In the entries below, count the lines holding "this". Reply with the number only.
— Start Working data —
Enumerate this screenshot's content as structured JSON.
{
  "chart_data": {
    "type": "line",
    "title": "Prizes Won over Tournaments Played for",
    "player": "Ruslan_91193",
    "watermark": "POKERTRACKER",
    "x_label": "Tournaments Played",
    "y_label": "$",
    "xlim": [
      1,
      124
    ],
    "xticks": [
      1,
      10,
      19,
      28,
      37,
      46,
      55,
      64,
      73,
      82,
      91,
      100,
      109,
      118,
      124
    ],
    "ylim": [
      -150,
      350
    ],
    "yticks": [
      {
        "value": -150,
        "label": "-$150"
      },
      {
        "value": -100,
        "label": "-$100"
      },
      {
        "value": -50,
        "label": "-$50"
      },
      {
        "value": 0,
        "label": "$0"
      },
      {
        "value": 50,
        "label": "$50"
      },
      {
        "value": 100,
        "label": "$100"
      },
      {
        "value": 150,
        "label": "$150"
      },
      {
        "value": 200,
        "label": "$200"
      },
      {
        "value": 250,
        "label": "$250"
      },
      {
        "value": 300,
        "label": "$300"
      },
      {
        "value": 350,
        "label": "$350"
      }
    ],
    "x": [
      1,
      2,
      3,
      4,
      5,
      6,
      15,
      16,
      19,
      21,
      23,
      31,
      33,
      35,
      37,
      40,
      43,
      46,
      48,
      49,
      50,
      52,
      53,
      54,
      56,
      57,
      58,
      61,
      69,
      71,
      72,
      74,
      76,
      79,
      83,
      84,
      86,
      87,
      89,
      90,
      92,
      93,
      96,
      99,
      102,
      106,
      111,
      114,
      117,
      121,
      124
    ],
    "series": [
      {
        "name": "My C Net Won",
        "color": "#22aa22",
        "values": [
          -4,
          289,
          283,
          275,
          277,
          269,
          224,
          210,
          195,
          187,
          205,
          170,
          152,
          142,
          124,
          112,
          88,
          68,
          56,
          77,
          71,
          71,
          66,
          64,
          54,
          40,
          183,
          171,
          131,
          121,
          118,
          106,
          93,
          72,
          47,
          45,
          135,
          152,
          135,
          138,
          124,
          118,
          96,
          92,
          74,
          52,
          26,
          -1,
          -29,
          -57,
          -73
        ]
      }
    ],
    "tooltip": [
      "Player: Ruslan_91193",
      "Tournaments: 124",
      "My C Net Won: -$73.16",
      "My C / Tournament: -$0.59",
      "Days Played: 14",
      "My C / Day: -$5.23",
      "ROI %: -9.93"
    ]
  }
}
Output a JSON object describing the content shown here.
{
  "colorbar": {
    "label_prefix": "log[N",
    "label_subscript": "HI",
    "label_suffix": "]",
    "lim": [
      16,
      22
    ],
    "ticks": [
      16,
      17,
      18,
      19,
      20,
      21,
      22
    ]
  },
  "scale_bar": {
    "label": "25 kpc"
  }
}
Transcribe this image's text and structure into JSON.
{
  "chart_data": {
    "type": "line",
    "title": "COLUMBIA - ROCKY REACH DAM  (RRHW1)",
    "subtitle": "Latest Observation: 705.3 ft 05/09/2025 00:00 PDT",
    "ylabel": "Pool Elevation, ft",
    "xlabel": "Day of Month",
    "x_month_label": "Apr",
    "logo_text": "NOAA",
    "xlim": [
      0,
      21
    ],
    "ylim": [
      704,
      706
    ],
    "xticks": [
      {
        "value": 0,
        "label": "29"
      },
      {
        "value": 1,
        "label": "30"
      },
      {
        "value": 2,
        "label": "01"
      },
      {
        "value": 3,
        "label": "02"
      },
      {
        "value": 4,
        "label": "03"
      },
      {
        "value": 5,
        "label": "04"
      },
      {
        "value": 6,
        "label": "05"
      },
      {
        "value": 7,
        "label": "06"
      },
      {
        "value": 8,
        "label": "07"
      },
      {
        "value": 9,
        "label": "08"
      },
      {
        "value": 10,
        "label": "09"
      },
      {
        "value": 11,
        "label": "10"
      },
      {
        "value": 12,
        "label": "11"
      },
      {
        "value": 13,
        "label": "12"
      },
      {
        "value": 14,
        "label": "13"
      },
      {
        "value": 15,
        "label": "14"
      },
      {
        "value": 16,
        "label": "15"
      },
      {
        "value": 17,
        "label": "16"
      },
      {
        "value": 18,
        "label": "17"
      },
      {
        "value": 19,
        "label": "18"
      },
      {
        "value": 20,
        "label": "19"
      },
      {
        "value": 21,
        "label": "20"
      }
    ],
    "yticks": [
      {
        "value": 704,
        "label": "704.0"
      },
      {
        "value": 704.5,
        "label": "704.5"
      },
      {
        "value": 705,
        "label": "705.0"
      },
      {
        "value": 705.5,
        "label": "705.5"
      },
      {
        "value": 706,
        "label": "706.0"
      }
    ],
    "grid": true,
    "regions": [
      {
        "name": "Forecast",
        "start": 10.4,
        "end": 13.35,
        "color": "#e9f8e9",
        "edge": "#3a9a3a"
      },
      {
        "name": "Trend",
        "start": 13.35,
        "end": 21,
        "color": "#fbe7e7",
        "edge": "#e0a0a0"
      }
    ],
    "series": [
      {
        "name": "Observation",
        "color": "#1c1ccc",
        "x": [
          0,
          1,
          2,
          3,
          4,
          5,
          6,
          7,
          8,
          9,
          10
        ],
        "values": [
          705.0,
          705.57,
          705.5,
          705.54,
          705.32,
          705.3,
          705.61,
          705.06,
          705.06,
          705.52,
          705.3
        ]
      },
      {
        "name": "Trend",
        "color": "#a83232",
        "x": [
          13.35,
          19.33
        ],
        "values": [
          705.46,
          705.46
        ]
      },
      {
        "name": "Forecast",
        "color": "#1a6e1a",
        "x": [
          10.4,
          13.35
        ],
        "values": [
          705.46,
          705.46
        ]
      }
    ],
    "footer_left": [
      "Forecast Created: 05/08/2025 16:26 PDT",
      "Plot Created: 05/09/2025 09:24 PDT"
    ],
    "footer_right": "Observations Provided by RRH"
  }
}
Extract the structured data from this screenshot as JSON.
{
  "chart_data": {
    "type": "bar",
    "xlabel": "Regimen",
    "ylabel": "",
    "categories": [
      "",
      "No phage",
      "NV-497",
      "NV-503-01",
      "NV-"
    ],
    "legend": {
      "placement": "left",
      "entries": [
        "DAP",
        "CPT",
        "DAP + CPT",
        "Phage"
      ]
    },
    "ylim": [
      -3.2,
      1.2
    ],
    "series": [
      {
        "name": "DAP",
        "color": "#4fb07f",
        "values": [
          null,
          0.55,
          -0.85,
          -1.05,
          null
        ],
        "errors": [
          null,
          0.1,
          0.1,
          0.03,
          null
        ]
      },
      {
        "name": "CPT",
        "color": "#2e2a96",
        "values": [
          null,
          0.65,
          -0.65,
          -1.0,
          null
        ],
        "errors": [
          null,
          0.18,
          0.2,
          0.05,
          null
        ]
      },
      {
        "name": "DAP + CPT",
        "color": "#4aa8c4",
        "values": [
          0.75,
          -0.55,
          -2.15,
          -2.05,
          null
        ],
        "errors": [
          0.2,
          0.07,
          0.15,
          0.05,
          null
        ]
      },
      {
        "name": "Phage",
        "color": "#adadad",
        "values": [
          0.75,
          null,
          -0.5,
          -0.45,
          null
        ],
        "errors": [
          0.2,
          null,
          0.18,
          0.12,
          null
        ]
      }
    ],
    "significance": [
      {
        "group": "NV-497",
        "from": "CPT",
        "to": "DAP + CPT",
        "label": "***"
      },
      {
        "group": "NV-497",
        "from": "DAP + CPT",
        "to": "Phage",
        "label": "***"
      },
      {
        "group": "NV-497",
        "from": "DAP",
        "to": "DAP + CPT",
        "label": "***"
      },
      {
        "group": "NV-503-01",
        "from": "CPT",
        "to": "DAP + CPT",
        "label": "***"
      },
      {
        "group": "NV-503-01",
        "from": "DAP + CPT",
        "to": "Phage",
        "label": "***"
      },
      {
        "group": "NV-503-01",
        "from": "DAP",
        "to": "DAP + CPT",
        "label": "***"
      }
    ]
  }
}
— End Working data —
● **In response**
3